Required work
Using the data below, repeat all of it precisely.

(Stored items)
____

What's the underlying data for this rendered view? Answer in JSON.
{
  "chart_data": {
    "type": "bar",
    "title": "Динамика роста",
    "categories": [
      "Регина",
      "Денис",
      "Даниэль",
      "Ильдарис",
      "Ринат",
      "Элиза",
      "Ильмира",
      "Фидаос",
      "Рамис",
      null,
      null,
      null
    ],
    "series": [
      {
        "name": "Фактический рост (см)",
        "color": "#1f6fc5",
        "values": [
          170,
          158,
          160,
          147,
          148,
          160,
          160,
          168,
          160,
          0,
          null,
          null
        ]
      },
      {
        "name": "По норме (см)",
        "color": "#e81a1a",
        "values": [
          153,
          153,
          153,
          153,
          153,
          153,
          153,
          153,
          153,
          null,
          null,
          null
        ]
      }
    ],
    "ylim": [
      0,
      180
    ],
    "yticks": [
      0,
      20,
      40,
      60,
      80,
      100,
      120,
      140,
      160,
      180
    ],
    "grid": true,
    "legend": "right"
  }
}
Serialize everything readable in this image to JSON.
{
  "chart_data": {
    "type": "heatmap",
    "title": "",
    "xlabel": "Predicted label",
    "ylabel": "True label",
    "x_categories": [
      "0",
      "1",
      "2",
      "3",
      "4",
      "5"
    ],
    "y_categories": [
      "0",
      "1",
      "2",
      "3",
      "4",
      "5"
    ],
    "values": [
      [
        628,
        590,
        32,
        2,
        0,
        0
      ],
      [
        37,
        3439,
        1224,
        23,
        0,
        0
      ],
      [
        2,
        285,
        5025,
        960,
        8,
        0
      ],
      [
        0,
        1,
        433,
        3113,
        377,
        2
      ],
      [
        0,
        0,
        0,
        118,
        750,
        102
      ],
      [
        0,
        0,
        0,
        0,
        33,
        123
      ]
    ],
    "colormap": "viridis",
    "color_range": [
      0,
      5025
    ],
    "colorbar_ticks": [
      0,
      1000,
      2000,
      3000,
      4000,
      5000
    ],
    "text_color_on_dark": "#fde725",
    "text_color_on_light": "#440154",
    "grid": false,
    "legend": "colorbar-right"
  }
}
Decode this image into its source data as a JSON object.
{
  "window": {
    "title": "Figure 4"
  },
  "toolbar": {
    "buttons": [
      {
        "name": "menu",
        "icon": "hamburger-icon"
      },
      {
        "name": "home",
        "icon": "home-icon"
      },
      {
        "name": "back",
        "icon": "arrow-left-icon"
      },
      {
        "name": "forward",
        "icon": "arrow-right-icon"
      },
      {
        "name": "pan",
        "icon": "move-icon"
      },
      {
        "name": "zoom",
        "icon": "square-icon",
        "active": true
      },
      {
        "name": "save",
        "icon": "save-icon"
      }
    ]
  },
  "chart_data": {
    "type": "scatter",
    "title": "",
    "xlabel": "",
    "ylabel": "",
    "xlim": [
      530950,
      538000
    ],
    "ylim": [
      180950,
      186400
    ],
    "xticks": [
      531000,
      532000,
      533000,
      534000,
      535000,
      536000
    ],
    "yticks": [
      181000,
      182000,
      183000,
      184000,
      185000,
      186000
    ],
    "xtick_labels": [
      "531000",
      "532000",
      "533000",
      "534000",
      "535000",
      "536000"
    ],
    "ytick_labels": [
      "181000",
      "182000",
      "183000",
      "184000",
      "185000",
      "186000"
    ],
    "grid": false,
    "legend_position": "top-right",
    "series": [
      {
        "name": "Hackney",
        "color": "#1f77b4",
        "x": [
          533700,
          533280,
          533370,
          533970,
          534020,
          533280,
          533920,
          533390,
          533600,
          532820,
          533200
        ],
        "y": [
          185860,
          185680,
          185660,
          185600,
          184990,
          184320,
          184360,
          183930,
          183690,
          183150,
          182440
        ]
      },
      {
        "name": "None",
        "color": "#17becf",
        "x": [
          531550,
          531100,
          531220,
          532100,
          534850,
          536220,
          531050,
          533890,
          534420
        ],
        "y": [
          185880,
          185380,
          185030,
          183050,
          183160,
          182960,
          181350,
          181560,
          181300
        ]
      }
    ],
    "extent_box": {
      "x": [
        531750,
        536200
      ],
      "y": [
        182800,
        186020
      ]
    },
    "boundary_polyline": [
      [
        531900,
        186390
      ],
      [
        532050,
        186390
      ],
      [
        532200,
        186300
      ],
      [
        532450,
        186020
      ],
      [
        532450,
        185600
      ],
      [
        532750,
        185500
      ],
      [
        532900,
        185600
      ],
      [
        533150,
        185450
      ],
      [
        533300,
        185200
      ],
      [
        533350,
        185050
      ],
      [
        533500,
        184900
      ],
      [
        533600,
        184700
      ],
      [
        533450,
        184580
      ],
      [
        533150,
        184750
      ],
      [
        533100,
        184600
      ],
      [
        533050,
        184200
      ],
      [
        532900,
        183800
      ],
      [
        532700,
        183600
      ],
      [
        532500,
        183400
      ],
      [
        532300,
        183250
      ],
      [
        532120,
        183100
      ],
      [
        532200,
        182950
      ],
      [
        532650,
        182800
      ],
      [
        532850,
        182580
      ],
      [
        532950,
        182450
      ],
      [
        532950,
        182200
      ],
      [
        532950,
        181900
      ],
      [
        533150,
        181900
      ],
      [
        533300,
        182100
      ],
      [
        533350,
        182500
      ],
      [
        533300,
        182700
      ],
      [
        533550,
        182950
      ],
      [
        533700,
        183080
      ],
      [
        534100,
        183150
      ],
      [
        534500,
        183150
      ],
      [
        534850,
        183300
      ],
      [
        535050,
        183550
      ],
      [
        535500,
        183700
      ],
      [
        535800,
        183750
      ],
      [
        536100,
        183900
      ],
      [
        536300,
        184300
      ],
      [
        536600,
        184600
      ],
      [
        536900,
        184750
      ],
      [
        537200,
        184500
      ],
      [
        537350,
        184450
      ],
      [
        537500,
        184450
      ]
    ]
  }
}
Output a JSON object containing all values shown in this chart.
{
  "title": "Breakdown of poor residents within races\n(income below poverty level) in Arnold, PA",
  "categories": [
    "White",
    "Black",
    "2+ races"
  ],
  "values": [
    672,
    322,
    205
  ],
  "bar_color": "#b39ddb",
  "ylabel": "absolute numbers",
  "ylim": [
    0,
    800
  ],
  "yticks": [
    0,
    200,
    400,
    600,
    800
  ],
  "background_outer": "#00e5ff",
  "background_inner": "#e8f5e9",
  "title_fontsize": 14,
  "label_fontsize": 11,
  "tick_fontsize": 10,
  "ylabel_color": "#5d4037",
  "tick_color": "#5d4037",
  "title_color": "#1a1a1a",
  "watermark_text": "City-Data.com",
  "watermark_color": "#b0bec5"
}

____

Solution for this problem
What's the underlying data for this rendered view? Answer in JSON.
{
  "chart_data": {
    "type": "bar",
    "title": "Динамика роста",
    "categories": [
      "Регина",
      "Денис",
      "Даниэль",
      "Ильдарис",
      "Ринат",
      "Элиза",
      "Ильмира",
      "Фидаос",
      "Рамис",
      null,
      null,
      null
    ],
    "series": [
      {
        "name": "Фактический рост (см)",
        "color": "#1f6fc5",
        "values": [
          170,
          158,
          160,
          147,
          148,
          160,
          160,
          168,
          160,
          0,
          null,
          null
        ]
      },
      {
        "name": "По норме (см)",
        "color": "#e81a1a",
        "values": [
          153,
          153,
          153,
          153,
          153,
          153,
          153,
          153,
          153,
          null,
          null,
          null
        ]
      }
    ],
    "ylim": [
      0,
      180
    ],
    "yticks": [
      0,
      20,
      40,
      60,
      80,
      100,
      120,
      140,
      160,
      180
    ],
    "grid": true,
    "legend": "right"
  }
}
Serialize everything readable in this image to JSON.
{
  "chart_data": {
    "type": "heatmap",
    "title": "",
    "xlabel": "Predicted label",
    "ylabel": "True label",
    "x_categories": [
      "0",
      "1",
      "2",
      "3",
      "4",
      "5"
    ],
    "y_categories": [
      "0",
      "1",
      "2",
      "3",
      "4",
      "5"
    ],
    "values": [
      [
        628,
        590,
        32,
        2,
        0,
        0
      ],
      [
        37,
        3439,
        1224,
        23,
        0,
        0
      ],
      [
        2,
        285,
        5025,
        960,
        8,
        0
      ],
      [
        0,
        1,
        433,
        3113,
        377,
        2
      ],
      [
        0,
        0,
        0,
        118,
        750,
        102
      ],
      [
        0,
        0,
        0,
        0,
        33,
        123
      ]
    ],
    "colormap": "viridis",
    "color_range": [
      0,
      5025
    ],
    "colorbar_ticks": [
      0,
      1000,
      2000,
      3000,
      4000,
      5000
    ],
    "text_color_on_dark": "#fde725",
    "text_color_on_light": "#440154",
    "grid": false,
    "legend": "colorbar-right"
  }
}
Decode this image into its source data as a JSON object.
{
  "window": {
    "title": "Figure 4"
  },
  "toolbar": {
    "buttons": [
      {
        "name": "menu",
        "icon": "hamburger-icon"
      },
      {
        "name": "home",
        "icon": "home-icon"
      },
      {
        "name": "back",
        "icon": "arrow-left-icon"
      },
      {
        "name": "forward",
        "icon": "arrow-right-icon"
      },
      {
        "name": "pan",
        "icon": "move-icon"
      },
      {
        "name": "zoom",
        "icon": "square-icon",
        "active": true
      },
      {
        "name": "save",
        "icon": "save-icon"
      }
    ]
  },
  "chart_data": {
    "type": "scatter",
    "title": "",
    "xlabel": "",
    "ylabel": "",
    "xlim": [
      530950,
      538000
    ],
    "ylim": [
      180950,
      186400
    ],
    "xticks": [
      531000,
      532000,
      533000,
      534000,
      535000,
      536000
    ],
    "yticks": [
      181000,
      182000,
      183000,
      184000,
      185000,
      186000
    ],
    "xtick_labels": [
      "531000",
      "532000",
      "533000",
      "534000",
      "535000",
      "536000"
    ],
    "ytick_labels": [
      "181000",
      "182000",
      "183000",
      "184000",
      "185000",
      "186000"
    ],
    "grid": false,
    "legend_position": "top-right",
    "series": [
      {
        "name": "Hackney",
        "color": "#1f77b4",
        "x": [
          533700,
          533280,
          533370,
          533970,
          534020,
          533280,
          533920,
          533390,
          533600,
          532820,
          533200
        ],
        "y": [
          185860,
          185680,
          185660,
          185600,
          184990,
          184320,
          184360,
          183930,
          183690,
          183150,
          182440
        ]
      },
      {
        "name": "None",
        "color": "#17becf",
        "x": [
          531550,
          531100,
          531220,
          532100,
          534850,
          536220,
          531050,
          533890,
          534420
        ],
        "y": [
          185880,
          185380,
          185030,
          183050,
          183160,
          182960,
          181350,
          181560,
          181300
        ]
      }
    ],
    "extent_box": {
      "x": [
        531750,
        536200
      ],
      "y": [
        182800,
        186020
      ]
    },
    "boundary_polyline": [
      [
        531900,
        186390
      ],
      [
        532050,
        186390
      ],
      [
        532200,
        186300
      ],
      [
        532450,
        186020
      ],
      [
        532450,
        185600
      ],
      [
        532750,
        185500
      ],
      [
        532900,
        185600
      ],
      [
        533150,
        185450
      ],
      [
        533300,
        185200
      ],
      [
        533350,
        185050
      ],
      [
        533500,
        184900
      ],
      [
        533600,
        184700
      ],
      [
        533450,
        184580
      ],
      [
        533150,
        184750
      ],
      [
        533100,
        184600
      ],
      [
        533050,
        184200
      ],
      [
        532900,
        183800
      ],
      [
        532700,
        183600
      ],
      [
        532500,
        183400
      ],
      [
        532300,
        183250
      ],
      [
        532120,
        183100
      ],
      [
        532200,
        182950
      ],
      [
        532650,
        182800
      ],
      [
        532850,
        182580
      ],
      [
        532950,
        182450
      ],
      [
        532950,
        182200
      ],
      [
        532950,
        181900
      ],
      [
        533150,
        181900
      ],
      [
        533300,
        182100
      ],
      [
        533350,
        182500
      ],
      [
        533300,
        182700
      ],
      [
        533550,
        182950
      ],
      [
        533700,
        183080
      ],
      [
        534100,
        183150
      ],
      [
        534500,
        183150
      ],
      [
        534850,
        183300
      ],
      [
        535050,
        183550
      ],
      [
        535500,
        183700
      ],
      [
        535800,
        183750
      ],
      [
        536100,
        183900
      ],
      [
        536300,
        184300
      ],
      [
        536600,
        184600
      ],
      [
        536900,
        184750
      ],
      [
        537200,
        184500
      ],
      [
        537350,
        184450
      ],
      [
        537500,
        184450
      ]
    ]
  }
}
Output a JSON object containing all values shown in this chart.
{
  "title": "Breakdown of poor residents within races\n(income below poverty level) in Arnold, PA",
  "categories": [
    "White",
    "Black",
    "2+ races"
  ],
  "values": [
    672,
    322,
    205
  ],
  "bar_color": "#b39ddb",
  "ylabel": "absolute numbers",
  "ylim": [
    0,
    800
  ],
  "yticks": [
    0,
    200,
    400,
    600,
    800
  ],
  "background_outer": "#00e5ff",
  "background_inner": "#e8f5e9",
  "title_fontsize": 14,
  "label_fontsize": 11,
  "tick_fontsize": 10,
  "ylabel_color": "#5d4037",
  "tick_color": "#5d4037",
  "title_color": "#1a1a1a",
  "watermark_text": "City-Data.com",
  "watermark_color": "#b0bec5"
}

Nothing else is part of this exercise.